# [DATA EXTRACT]

######

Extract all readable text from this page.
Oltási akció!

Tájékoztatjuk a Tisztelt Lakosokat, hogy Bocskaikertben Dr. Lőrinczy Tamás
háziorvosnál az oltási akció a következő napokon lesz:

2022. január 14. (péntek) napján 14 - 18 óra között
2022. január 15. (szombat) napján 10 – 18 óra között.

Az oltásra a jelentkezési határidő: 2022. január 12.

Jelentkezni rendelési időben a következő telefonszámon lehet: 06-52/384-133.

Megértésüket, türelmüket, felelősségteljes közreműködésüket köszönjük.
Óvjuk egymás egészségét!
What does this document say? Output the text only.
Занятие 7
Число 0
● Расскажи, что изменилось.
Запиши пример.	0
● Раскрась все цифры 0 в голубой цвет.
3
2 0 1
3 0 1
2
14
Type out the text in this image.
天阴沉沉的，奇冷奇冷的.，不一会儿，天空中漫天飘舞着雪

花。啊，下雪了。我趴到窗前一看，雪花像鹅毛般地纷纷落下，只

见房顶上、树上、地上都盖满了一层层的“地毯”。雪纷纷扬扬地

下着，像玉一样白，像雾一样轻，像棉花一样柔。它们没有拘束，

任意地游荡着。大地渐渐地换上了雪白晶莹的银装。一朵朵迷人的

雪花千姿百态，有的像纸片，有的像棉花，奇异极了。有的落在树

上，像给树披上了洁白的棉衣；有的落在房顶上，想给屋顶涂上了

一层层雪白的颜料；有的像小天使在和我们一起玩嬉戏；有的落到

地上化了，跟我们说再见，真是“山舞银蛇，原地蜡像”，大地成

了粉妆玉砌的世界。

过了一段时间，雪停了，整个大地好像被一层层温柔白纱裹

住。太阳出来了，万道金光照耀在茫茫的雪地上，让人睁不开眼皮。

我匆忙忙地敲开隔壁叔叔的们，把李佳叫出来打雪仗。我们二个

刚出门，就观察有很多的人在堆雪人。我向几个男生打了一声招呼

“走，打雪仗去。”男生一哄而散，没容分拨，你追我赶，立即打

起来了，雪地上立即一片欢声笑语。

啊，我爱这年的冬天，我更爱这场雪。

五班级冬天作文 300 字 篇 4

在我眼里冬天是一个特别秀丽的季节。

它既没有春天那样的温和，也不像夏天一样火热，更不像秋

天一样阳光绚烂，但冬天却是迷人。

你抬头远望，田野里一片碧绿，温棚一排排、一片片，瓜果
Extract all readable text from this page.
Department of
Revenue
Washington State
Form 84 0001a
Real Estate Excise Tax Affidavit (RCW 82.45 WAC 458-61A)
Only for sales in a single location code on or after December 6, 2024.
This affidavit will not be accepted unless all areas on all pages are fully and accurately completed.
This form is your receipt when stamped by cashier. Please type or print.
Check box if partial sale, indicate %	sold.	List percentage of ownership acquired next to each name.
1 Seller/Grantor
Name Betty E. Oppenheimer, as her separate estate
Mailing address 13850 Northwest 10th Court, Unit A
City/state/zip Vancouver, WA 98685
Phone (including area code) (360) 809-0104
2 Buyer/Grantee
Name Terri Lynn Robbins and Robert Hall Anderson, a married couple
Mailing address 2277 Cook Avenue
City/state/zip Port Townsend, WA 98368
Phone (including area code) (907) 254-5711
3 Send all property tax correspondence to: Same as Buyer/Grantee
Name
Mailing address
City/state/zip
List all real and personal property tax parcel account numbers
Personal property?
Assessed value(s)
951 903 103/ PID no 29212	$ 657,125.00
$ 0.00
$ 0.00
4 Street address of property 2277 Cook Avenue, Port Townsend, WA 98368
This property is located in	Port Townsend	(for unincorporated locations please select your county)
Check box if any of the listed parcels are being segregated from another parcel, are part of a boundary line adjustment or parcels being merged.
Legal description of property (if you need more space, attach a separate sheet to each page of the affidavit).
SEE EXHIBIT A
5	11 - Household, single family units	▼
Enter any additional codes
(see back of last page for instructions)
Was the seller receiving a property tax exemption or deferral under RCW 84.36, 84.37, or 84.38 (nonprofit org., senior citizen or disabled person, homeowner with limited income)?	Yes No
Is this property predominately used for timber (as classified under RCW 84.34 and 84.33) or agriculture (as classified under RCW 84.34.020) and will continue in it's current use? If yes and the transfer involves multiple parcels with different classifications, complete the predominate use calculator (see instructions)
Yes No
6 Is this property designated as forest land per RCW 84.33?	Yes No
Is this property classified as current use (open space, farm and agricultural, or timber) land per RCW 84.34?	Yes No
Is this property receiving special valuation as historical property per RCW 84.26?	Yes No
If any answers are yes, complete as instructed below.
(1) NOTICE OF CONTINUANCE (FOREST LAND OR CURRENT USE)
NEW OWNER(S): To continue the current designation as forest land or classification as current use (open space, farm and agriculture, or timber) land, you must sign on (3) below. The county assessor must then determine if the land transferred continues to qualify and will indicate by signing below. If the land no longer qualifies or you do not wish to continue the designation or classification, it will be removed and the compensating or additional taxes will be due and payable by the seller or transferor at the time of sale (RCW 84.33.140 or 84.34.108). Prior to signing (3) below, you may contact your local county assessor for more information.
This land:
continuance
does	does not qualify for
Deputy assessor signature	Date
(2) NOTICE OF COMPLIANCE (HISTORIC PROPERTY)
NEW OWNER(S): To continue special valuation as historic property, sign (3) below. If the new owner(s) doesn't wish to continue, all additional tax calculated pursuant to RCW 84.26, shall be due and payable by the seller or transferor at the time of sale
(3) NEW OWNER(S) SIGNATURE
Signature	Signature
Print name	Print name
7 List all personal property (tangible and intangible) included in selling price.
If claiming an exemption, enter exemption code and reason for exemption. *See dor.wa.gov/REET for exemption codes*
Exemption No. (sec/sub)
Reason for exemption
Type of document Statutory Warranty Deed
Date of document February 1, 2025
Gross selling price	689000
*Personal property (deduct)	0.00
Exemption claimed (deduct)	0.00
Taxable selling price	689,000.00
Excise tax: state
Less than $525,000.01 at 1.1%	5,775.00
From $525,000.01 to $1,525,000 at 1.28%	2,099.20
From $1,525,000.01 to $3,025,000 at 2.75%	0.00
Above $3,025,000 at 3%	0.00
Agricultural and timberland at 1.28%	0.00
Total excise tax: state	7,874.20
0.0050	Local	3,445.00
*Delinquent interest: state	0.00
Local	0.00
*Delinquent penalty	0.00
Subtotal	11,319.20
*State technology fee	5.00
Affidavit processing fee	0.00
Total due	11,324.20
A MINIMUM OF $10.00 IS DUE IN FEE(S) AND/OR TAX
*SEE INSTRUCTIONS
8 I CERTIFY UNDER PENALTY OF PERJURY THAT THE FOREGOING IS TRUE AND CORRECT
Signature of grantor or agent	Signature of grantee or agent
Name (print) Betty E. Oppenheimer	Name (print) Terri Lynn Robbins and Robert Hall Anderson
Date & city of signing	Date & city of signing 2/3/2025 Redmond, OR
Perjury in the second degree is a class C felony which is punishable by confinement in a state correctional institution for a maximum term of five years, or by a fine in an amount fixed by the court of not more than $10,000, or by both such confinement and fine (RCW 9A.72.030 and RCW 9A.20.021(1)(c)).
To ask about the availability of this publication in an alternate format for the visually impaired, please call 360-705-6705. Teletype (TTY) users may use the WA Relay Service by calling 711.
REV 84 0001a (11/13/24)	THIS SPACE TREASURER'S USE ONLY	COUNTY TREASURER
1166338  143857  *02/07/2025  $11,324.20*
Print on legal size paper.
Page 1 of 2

######

# [SHORT PROBLEM]
Print the whole listing again, exactly.

# [RESULT]
Extract all readable text from this page.
Oltási akció!

Tájékoztatjuk a Tisztelt Lakosokat, hogy Bocskaikertben Dr. Lőrinczy Tamás
háziorvosnál az oltási akció a következő napokon lesz:

2022. január 14. (péntek) napján 14 - 18 óra között
2022. január 15. (szombat) napján 10 – 18 óra között.

Az oltásra a jelentkezési határidő: 2022. január 12.

Jelentkezni rendelési időben a következő telefonszámon lehet: 06-52/384-133.

Megértésüket, türelmüket, felelősségteljes közreműködésüket köszönjük.
Óvjuk egymás egészségét!
What does this document say? Output the text only.
Занятие 7
Число 0
● Расскажи, что изменилось.
Запиши пример.	0
● Раскрась все цифры 0 в голубой цвет.
3
2 0 1
3 0 1
2
14
Type out the text in this image.
天阴沉沉的，奇冷奇冷的.，不一会儿，天空中漫天飘舞着雪

花。啊，下雪了。我趴到窗前一看，雪花像鹅毛般地纷纷落下，只

见房顶上、树上、地上都盖满了一层层的“地毯”。雪纷纷扬扬地

下着，像玉一样白，像雾一样轻，像棉花一样柔。它们没有拘束，

任意地游荡着。大地渐渐地换上了雪白晶莹的银装。一朵朵迷人的

雪花千姿百态，有的像纸片，有的像棉花，奇异极了。有的落在树

上，像给树披上了洁白的棉衣；有的落在房顶上，想给屋顶涂上了

一层层雪白的颜料；有的像小天使在和我们一起玩嬉戏；有的落到

地上化了，跟我们说再见，真是“山舞银蛇，原地蜡像”，大地成

了粉妆玉砌的世界。

过了一段时间，雪停了，整个大地好像被一层层温柔白纱裹

住。太阳出来了，万道金光照耀在茫茫的雪地上，让人睁不开眼皮。

我匆忙忙地敲开隔壁叔叔的们，把李佳叫出来打雪仗。我们二个

刚出门，就观察有很多的人在堆雪人。我向几个男生打了一声招呼

“走，打雪仗去。”男生一哄而散，没容分拨，你追我赶，立即打

起来了，雪地上立即一片欢声笑语。

啊，我爱这年的冬天，我更爱这场雪。

五班级冬天作文 300 字 篇 4

在我眼里冬天是一个特别秀丽的季节。

它既没有春天那样的温和，也不像夏天一样火热，更不像秋

天一样阳光绚烂，但冬天却是迷人。

你抬头远望，田野里一片碧绿，温棚一排排、一片片，瓜果
Extract all readable text from this page.
Department of
Revenue
Washington State
Form 84 0001a
Real Estate Excise Tax Affidavit (RCW 82.45 WAC 458-61A)
Only for sales in a single location code on or after December 6, 2024.
This affidavit will not be accepted unless all areas on all pages are fully and accurately completed.
This form is your receipt when stamped by cashier. Please type or print.
Check box if partial sale, indicate %	sold.	List percentage of ownership acquired next to each name.
1 Seller/Grantor
Name Betty E. Oppenheimer, as her separate estate
Mailing address 13850 Northwest 10th Court, Unit A
City/state/zip Vancouver, WA 98685
Phone (including area code) (360) 809-0104
2 Buyer/Grantee
Name Terri Lynn Robbins and Robert Hall Anderson, a married couple
Mailing address 2277 Cook Avenue
City/state/zip Port Townsend, WA 98368
Phone (including area code) (907) 254-5711
3 Send all property tax correspondence to: Same as Buyer/Grantee
Name
Mailing address
City/state/zip
List all real and personal property tax parcel account numbers
Personal property?
Assessed value(s)
951 903 103/ PID no 29212	$ 657,125.00
$ 0.00
$ 0.00
4 Street address of property 2277 Cook Avenue, Port Townsend, WA 98368
This property is located in	Port Townsend	(for unincorporated locations please select your county)
Check box if any of the listed parcels are being segregated from another parcel, are part of a boundary line adjustment or parcels being merged.
Legal description of property (if you need more space, attach a separate sheet to each page of the affidavit).
SEE EXHIBIT A
5	11 - Household, single family units	▼
Enter any additional codes
(see back of last page for instructions)
Was the seller receiving a property tax exemption or deferral under RCW 84.36, 84.37, or 84.38 (nonprofit org., senior citizen or disabled person, homeowner with limited income)?	Yes No
Is this property predominately used for timber (as classified under RCW 84.34 and 84.33) or agriculture (as classified under RCW 84.34.020) and will continue in it's current use? If yes and the transfer involves multiple parcels with different classifications, complete the predominate use calculator (see instructions)
Yes No
6 Is this property designated as forest land per RCW 84.33?	Yes No
Is this property classified as current use (open space, farm and agricultural, or timber) land per RCW 84.34?	Yes No
Is this property receiving special valuation as historical property per RCW 84.26?	Yes No
If any answers are yes, complete as instructed below.
(1) NOTICE OF CONTINUANCE (FOREST LAND OR CURRENT USE)
NEW OWNER(S): To continue the current designation as forest land or classification as current use (open space, farm and agriculture, or timber) land, you must sign on (3) below. The county assessor must then determine if the land transferred continues to qualify and will indicate by signing below. If the land no longer qualifies or you do not wish to continue the designation or classification, it will be removed and the compensating or additional taxes will be due and payable by the seller or transferor at the time of sale (RCW 84.33.140 or 84.34.108). Prior to signing (3) below, you may contact your local county assessor for more information.
This land:
continuance
does	does not qualify for
Deputy assessor signature	Date
(2) NOTICE OF COMPLIANCE (HISTORIC PROPERTY)
NEW OWNER(S): To continue special valuation as historic property, sign (3) below. If the new owner(s) doesn't wish to continue, all additional tax calculated pursuant to RCW 84.26, shall be due and payable by the seller or transferor at the time of sale
(3) NEW OWNER(S) SIGNATURE
Signature	Signature
Print name	Print name
7 List all personal property (tangible and intangible) included in selling price.
If claiming an exemption, enter exemption code and reason for exemption. *See dor.wa.gov/REET for exemption codes*
Exemption No. (sec/sub)
Reason for exemption
Type of document Statutory Warranty Deed
Date of document February 1, 2025
Gross selling price	689000
*Personal property (deduct)	0.00
Exemption claimed (deduct)	0.00
Taxable selling price	689,000.00
Excise tax: state
Less than $525,000.01 at 1.1%	5,775.00
From $525,000.01 to $1,525,000 at 1.28%	2,099.20
From $1,525,000.01 to $3,025,000 at 2.75%	0.00
Above $3,025,000 at 3%	0.00
Agricultural and timberland at 1.28%	0.00
Total excise tax: state	7,874.20
0.0050	Local	3,445.00
*Delinquent interest: state	0.00
Local	0.00
*Delinquent penalty	0.00
Subtotal	11,319.20
*State technology fee	5.00
Affidavit processing fee	0.00
Total due	11,324.20
A MINIMUM OF $10.00 IS DUE IN FEE(S) AND/OR TAX
*SEE INSTRUCTIONS
8 I CERTIFY UNDER PENALTY OF PERJURY THAT THE FOREGOING IS TRUE AND CORRECT
Signature of grantor or agent	Signature of grantee or agent
Name (print) Betty E. Oppenheimer	Name (print) Terri Lynn Robbins and Robert Hall Anderson
Date & city of signing	Date & city of signing 2/3/2025 Redmond, OR
Perjury in the second degree is a class C felony which is punishable by confinement in a state correctional institution for a maximum term of five years, or by a fine in an amount fixed by the court of not more than $10,000, or by both such confinement and fine (RCW 9A.72.030 and RCW 9A.20.021(1)(c)).
To ask about the availability of this publication in an alternate format for the visually impaired, please call 360-705-6705. Teletype (TTY) users may use the WA Relay Service by calling 711.
REV 84 0001a (11/13/24)	THIS SPACE TREASURER'S USE ONLY	COUNTY TREASURER
1166338  143857  *02/07/2025  $11,324.20*
Print on legal size paper.
Page 1 of 2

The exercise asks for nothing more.